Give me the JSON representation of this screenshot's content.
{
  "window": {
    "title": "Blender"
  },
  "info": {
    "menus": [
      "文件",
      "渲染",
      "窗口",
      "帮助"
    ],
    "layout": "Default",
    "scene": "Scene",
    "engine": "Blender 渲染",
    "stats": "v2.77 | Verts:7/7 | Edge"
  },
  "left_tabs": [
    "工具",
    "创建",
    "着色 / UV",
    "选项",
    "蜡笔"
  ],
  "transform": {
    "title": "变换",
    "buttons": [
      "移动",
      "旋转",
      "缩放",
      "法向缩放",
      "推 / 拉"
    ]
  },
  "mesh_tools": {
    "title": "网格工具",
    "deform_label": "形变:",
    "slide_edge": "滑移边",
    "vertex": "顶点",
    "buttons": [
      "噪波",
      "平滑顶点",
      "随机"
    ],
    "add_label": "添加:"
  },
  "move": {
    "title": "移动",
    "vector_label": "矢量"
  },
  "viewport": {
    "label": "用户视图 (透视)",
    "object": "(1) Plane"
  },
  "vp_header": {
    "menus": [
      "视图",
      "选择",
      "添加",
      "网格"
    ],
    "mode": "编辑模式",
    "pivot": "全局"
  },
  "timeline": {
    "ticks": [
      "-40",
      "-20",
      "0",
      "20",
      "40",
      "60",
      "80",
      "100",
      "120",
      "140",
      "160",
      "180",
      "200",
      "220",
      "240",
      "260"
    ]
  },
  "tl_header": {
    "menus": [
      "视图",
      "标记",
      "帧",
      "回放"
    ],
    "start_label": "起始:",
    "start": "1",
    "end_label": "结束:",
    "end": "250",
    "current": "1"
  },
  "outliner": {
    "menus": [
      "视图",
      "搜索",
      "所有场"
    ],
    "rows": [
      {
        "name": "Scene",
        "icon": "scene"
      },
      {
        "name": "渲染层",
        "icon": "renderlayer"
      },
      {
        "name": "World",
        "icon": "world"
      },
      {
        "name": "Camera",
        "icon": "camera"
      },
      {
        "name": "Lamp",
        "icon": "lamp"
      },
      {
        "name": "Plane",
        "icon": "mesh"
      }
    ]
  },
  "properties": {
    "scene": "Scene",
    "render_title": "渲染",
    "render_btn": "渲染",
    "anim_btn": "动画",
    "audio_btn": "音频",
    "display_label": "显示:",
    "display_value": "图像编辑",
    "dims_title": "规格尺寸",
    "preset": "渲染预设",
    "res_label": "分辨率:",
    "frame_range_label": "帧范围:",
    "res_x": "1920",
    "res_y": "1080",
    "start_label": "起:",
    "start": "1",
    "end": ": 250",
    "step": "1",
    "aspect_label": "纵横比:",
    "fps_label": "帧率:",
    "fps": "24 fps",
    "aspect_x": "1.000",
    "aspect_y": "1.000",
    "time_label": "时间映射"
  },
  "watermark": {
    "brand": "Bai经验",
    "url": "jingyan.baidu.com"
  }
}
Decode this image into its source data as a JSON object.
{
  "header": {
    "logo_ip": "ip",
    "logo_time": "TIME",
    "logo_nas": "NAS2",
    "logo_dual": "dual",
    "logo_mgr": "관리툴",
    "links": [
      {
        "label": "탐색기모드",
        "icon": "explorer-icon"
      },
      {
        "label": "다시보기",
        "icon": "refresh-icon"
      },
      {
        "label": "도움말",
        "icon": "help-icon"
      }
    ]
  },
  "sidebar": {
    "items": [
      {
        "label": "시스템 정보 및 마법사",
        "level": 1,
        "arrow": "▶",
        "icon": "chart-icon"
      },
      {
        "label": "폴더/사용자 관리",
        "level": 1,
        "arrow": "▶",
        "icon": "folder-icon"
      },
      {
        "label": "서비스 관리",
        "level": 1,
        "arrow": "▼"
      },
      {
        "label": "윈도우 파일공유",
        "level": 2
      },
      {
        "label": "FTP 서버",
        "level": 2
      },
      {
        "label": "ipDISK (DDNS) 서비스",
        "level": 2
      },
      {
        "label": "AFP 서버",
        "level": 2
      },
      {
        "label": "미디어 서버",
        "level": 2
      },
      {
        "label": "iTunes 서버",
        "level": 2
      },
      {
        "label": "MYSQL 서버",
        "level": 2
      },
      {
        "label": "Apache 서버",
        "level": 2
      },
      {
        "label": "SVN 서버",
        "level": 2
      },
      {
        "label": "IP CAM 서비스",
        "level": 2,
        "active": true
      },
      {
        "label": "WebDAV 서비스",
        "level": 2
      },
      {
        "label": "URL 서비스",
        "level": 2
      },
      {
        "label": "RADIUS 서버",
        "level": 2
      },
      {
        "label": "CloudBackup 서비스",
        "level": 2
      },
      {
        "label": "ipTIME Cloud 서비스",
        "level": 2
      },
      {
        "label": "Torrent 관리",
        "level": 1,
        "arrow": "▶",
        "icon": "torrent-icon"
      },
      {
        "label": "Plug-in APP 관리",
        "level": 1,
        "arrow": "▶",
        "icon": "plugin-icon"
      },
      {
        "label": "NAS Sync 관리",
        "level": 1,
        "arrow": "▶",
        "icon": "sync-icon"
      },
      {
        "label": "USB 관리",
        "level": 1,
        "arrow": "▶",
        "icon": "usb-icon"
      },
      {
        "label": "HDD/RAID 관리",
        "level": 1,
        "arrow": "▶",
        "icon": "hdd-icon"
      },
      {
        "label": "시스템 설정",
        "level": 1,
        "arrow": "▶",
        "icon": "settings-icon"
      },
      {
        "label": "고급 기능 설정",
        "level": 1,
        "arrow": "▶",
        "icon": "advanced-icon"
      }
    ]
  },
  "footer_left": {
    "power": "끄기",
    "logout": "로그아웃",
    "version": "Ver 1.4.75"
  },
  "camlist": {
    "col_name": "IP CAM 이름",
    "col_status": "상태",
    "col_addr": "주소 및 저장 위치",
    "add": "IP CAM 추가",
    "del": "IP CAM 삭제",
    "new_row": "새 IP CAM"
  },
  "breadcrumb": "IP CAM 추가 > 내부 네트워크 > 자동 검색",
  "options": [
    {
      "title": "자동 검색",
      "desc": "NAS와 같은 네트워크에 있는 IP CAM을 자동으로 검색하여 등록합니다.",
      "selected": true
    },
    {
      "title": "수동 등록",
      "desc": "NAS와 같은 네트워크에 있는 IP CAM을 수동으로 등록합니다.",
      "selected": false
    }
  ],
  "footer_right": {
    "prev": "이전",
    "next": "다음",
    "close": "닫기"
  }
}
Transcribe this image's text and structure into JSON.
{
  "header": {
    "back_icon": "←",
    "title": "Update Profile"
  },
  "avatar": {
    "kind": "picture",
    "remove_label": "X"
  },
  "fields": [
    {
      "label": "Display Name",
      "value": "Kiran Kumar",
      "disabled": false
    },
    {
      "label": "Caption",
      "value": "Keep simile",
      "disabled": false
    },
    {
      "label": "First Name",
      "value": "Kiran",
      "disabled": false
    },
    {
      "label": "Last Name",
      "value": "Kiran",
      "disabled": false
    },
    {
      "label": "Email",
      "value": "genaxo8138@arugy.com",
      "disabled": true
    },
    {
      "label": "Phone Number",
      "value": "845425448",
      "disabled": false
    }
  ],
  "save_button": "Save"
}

________________

The records above are to be copied in full, exactly as written.

# Problem solution:
Give me the JSON representation of this screenshot's content.
{
  "window": {
    "title": "Blender"
  },
  "info": {
    "menus": [
      "文件",
      "渲染",
      "窗口",
      "帮助"
    ],
    "layout": "Default",
    "scene": "Scene",
    "engine": "Blender 渲染",
    "stats": "v2.77 | Verts:7/7 | Edge"
  },
  "left_tabs": [
    "工具",
    "创建",
    "着色 / UV",
    "选项",
    "蜡笔"
  ],
  "transform": {
    "title": "变换",
    "buttons": [
      "移动",
      "旋转",
      "缩放",
      "法向缩放",
      "推 / 拉"
    ]
  },
  "mesh_tools": {
    "title": "网格工具",
    "deform_label": "形变:",
    "slide_edge": "滑移边",
    "vertex": "顶点",
    "buttons": [
      "噪波",
      "平滑顶点",
      "随机"
    ],
    "add_label": "添加:"
  },
  "move": {
    "title": "移动",
    "vector_label": "矢量"
  },
  "viewport": {
    "label": "用户视图 (透视)",
    "object": "(1) Plane"
  },
  "vp_header": {
    "menus": [
      "视图",
      "选择",
      "添加",
      "网格"
    ],
    "mode": "编辑模式",
    "pivot": "全局"
  },
  "timeline": {
    "ticks": [
      "-40",
      "-20",
      "0",
      "20",
      "40",
      "60",
      "80",
      "100",
      "120",
      "140",
      "160",
      "180",
      "200",
      "220",
      "240",
      "260"
    ]
  },
  "tl_header": {
    "menus": [
      "视图",
      "标记",
      "帧",
      "回放"
    ],
    "start_label": "起始:",
    "start": "1",
    "end_label": "结束:",
    "end": "250",
    "current": "1"
  },
  "outliner": {
    "menus": [
      "视图",
      "搜索",
      "所有场"
    ],
    "rows": [
      {
        "name": "Scene",
        "icon": "scene"
      },
      {
        "name": "渲染层",
        "icon": "renderlayer"
      },
      {
        "name": "World",
        "icon": "world"
      },
      {
        "name": "Camera",
        "icon": "camera"
      },
      {
        "name": "Lamp",
        "icon": "lamp"
      },
      {
        "name": "Plane",
        "icon": "mesh"
      }
    ]
  },
  "properties": {
    "scene": "Scene",
    "render_title": "渲染",
    "render_btn": "渲染",
    "anim_btn": "动画",
    "audio_btn": "音频",
    "display_label": "显示:",
    "display_value": "图像编辑",
    "dims_title": "规格尺寸",
    "preset": "渲染预设",
    "res_label": "分辨率:",
    "frame_range_label": "帧范围:",
    "res_x": "1920",
    "res_y": "1080",
    "start_label": "起:",
    "start": "1",
    "end": ": 250",
    "step": "1",
    "aspect_label": "纵横比:",
    "fps_label": "帧率:",
    "fps": "24 fps",
    "aspect_x": "1.000",
    "aspect_y": "1.000",
    "time_label": "时间映射"
  },
  "watermark": {
    "brand": "Bai经验",
    "url": "jingyan.baidu.com"
  }
}
Decode this image into its source data as a JSON object.
{
  "header": {
    "logo_ip": "ip",
    "logo_time": "TIME",
    "logo_nas": "NAS2",
    "logo_dual": "dual",
    "logo_mgr": "관리툴",
    "links": [
      {
        "label": "탐색기모드",
        "icon": "explorer-icon"
      },
      {
        "label": "다시보기",
        "icon": "refresh-icon"
      },
      {
        "label": "도움말",
        "icon": "help-icon"
      }
    ]
  },
  "sidebar": {
    "items": [
      {
        "label": "시스템 정보 및 마법사",
        "level": 1,
        "arrow": "▶",
        "icon": "chart-icon"
      },
      {
        "label": "폴더/사용자 관리",
        "level": 1,
        "arrow": "▶",
        "icon": "folder-icon"
      },
      {
        "label": "서비스 관리",
        "level": 1,
        "arrow": "▼"
      },
      {
        "label": "윈도우 파일공유",
        "level": 2
      },
      {
        "label": "FTP 서버",
        "level": 2
      },
      {
        "label": "ipDISK (DDNS) 서비스",
        "level": 2
      },
      {
        "label": "AFP 서버",
        "level": 2
      },
      {
        "label": "미디어 서버",
        "level": 2
      },
      {
        "label": "iTunes 서버",
        "level": 2
      },
      {
        "label": "MYSQL 서버",
        "level": 2
      },
      {
        "label": "Apache 서버",
        "level": 2
      },
      {
        "label": "SVN 서버",
        "level": 2
      },
      {
        "label": "IP CAM 서비스",
        "level": 2,
        "active": true
      },
      {
        "label": "WebDAV 서비스",
        "level": 2
      },
      {
        "label": "URL 서비스",
        "level": 2
      },
      {
        "label": "RADIUS 서버",
        "level": 2
      },
      {
        "label": "CloudBackup 서비스",
        "level": 2
      },
      {
        "label": "ipTIME Cloud 서비스",
        "level": 2
      },
      {
        "label": "Torrent 관리",
        "level": 1,
        "arrow": "▶",
        "icon": "torrent-icon"
      },
      {
        "label": "Plug-in APP 관리",
        "level": 1,
        "arrow": "▶",
        "icon": "plugin-icon"
      },
      {
        "label": "NAS Sync 관리",
        "level": 1,
        "arrow": "▶",
        "icon": "sync-icon"
      },
      {
        "label": "USB 관리",
        "level": 1,
        "arrow": "▶",
        "icon": "usb-icon"
      },
      {
        "label": "HDD/RAID 관리",
        "level": 1,
        "arrow": "▶",
        "icon": "hdd-icon"
      },
      {
        "label": "시스템 설정",
        "level": 1,
        "arrow": "▶",
        "icon": "settings-icon"
      },
      {
        "label": "고급 기능 설정",
        "level": 1,
        "arrow": "▶",
        "icon": "advanced-icon"
      }
    ]
  },
  "footer_left": {
    "power": "끄기",
    "logout": "로그아웃",
    "version": "Ver 1.4.75"
  },
  "camlist": {
    "col_name": "IP CAM 이름",
    "col_status": "상태",
    "col_addr": "주소 및 저장 위치",
    "add": "IP CAM 추가",
    "del": "IP CAM 삭제",
    "new_row": "새 IP CAM"
  },
  "breadcrumb": "IP CAM 추가 > 내부 네트워크 > 자동 검색",
  "options": [
    {
      "title": "자동 검색",
      "desc": "NAS와 같은 네트워크에 있는 IP CAM을 자동으로 검색하여 등록합니다.",
      "selected": true
    },
    {
      "title": "수동 등록",
      "desc": "NAS와 같은 네트워크에 있는 IP CAM을 수동으로 등록합니다.",
      "selected": false
    }
  ],
  "footer_right": {
    "prev": "이전",
    "next": "다음",
    "close": "닫기"
  }
}
Transcribe this image's text and structure into JSON.
{
  "header": {
    "back_icon": "←",
    "title": "Update Profile"
  },
  "avatar": {
    "kind": "picture",
    "remove_label": "X"
  },
  "fields": [
    {
      "label": "Display Name",
      "value": "Kiran Kumar",
      "disabled": false
    },
    {
      "label": "Caption",
      "value": "Keep simile",
      "disabled": false
    },
    {
      "label": "First Name",
      "value": "Kiran",
      "disabled": false
    },
    {
      "label": "Last Name",
      "value": "Kiran",
      "disabled": false
    },
    {
      "label": "Email",
      "value": "genaxo8138@arugy.com",
      "disabled": true
    },
    {
      "label": "Phone Number",
      "value": "845425448",
      "disabled": false
    }
  ],
  "save_button": "Save"
}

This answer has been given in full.